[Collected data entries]
════

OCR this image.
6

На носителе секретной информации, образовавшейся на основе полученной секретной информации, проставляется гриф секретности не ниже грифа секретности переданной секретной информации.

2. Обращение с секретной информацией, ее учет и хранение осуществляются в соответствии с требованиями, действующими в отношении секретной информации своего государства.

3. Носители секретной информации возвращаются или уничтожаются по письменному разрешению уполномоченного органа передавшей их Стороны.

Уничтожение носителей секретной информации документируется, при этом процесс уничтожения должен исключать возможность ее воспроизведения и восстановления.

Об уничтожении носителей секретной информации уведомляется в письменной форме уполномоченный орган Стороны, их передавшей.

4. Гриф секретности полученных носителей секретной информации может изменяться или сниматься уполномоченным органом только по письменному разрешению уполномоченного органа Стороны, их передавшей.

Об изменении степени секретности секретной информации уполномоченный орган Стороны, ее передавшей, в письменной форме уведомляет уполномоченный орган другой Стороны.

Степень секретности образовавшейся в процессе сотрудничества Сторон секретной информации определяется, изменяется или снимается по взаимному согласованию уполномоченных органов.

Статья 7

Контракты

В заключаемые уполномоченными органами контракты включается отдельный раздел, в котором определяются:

════

Problem details
List every line above that contains the word "образовавшейся".

Worked answer
На носителе секретной информации, образовавшейся на основе полученной секретной информации, проставляется гриф секретности не ниже грифа секретности переданной секретной информации.
Степень секретности образовавшейся в процессе сотрудничества Сторон секретной информации определяется, изменяется или снимается по взаимному согласованию уполномоченных органов.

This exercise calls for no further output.